• **Selected extract**
---*---
Stocks had opened lower, with investors weighing how higher interest rates and soaring inflation will affect the upcoming earnings season. Stocks turned higher at midday, then reversed course in the final hour of trading after Mr. Bailey’s comments.

The S&P 500 fell 23.55 points, or 0.7%, to 3588.84. The Nasdaq fell 115.91 points, or 1.1%, to 10426.19.

The Dow Jones Industrial Average edged up 36.31 points, or 0.1%, to 29239.19, aided by big gains in  Amgen  Inc.  AMGN  5.72%  The biotech stock jumped $13.29, or 5.7%, to $245.44, making it the best performer in the Dow on Tuesday.

Mr. Bailey’s comments were taken as negative on Wall Street because they raise the prospect of further asset sales by U.K. pension funds in the face of large interest-rate increases.

The program of bond buys launched Sept. 28 had been intended to give the funds a “window of opportunity” to sell assets in an orderly fashion, but Mr. Bailey said that opportunity would end on Oct. 14.

“You’ve got three days left,” Mr. Bailey said in remarks addressed to pension funds. “You’ve got to get this done.”
---*---
• **Recorded information**
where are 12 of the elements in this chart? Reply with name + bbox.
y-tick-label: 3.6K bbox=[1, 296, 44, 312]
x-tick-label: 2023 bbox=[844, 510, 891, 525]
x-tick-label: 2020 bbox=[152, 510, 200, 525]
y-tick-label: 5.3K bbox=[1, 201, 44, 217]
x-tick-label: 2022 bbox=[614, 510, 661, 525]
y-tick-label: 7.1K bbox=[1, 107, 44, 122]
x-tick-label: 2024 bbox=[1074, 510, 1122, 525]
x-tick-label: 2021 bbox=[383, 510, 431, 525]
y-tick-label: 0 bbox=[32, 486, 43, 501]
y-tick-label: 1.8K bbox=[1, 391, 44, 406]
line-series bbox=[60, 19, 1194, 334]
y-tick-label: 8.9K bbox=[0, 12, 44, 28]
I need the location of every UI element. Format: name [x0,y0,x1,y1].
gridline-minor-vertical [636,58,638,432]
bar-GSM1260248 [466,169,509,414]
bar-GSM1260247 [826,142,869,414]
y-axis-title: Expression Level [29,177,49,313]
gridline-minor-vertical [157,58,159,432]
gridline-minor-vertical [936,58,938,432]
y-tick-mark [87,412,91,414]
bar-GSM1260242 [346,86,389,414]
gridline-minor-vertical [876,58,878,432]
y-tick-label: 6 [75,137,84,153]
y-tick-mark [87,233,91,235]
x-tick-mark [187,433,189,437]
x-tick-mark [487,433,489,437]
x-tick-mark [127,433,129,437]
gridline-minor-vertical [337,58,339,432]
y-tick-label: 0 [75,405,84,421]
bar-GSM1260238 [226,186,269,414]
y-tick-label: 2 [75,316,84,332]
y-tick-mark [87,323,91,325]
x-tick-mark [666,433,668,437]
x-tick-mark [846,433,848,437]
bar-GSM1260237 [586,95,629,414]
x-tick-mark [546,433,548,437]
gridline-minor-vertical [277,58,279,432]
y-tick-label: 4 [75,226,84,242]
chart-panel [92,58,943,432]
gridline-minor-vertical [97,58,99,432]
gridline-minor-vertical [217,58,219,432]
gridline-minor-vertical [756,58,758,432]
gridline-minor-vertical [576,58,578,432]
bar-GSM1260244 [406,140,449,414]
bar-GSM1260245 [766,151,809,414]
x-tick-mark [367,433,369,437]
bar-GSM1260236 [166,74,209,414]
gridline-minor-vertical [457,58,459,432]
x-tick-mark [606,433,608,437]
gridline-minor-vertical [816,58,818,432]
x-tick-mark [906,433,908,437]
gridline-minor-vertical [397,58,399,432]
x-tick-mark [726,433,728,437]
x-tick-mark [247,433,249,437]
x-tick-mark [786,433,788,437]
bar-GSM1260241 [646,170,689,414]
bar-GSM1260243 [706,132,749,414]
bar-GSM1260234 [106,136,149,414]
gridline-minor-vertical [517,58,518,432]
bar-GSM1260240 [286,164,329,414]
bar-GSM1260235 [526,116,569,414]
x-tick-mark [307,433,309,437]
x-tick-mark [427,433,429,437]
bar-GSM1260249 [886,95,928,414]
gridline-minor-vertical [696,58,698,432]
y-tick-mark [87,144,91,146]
---*---
• **Task A**
Summarize the stock market report in two sentences.
• **Task B**
Pick up the stock market report from its last sentence and continue it.

• **Exercise response A**
The S&P 500 and Nasdaq fell after reversing course in the final hour of trading following Mr. Bailey's comments, while the Dow edged up on a 5.7% jump in Amgen. Wall Street took the comments as negative because Mr. Bailey said the bond-buying program meant to let U.K. pension funds sell assets in an orderly way would end on Oct. 14.

• **Exercise response B**
Some traders said that the earlier midday bounce higher was not so much a sign of strength, but rather a sign of so-called short covering.

Some traders make money by betting that stocks are headed lower. To do so, they borrow shares and sell them, hoping to profit by buying these shares back at a lower price at a later date. When stocks start to climb, those gains can be accelerated by short sellers covering their bets by buying shares. But Mr. Bailey’s comments scared off many buyers.

“No one wants to hold a position overnight if they think it’s going to open up weaker the next day,”  said Mohit Bajaj, director of ETF trading solutions at WallachBeth Capital.

Investors have been grappling throughout the year with the effects of  decades-high inflation  and the Federal Reserve’s attempts to tame it with  higher interest rates . For many, the concerns  have grown deeper  in recent weeks as inflation remains stubbornly high and traders worry that the Fed will cool the economy so much that it tips into a recession.

“The question now is not if there will be a recession, it’s when and how bad,” said Justin Wiggs, managing director in equity trading at Stifel Nicolaus. One week ago, traders were cheering the biggest two-day rally in the Dow and S&P 500 in two years, but stocks have fallen steadily since then. Both the Dow and the S&P 500 remain in bear markets.





U.S. inflation data due Thursday will show whether the Fed’s sizable interest-rate rises are working to tame soaring consumer prices. A larger-than-forecast rise could bolster expectations that Fed officials will opt for another supersize 0.75 percentage point increase at their next meeting.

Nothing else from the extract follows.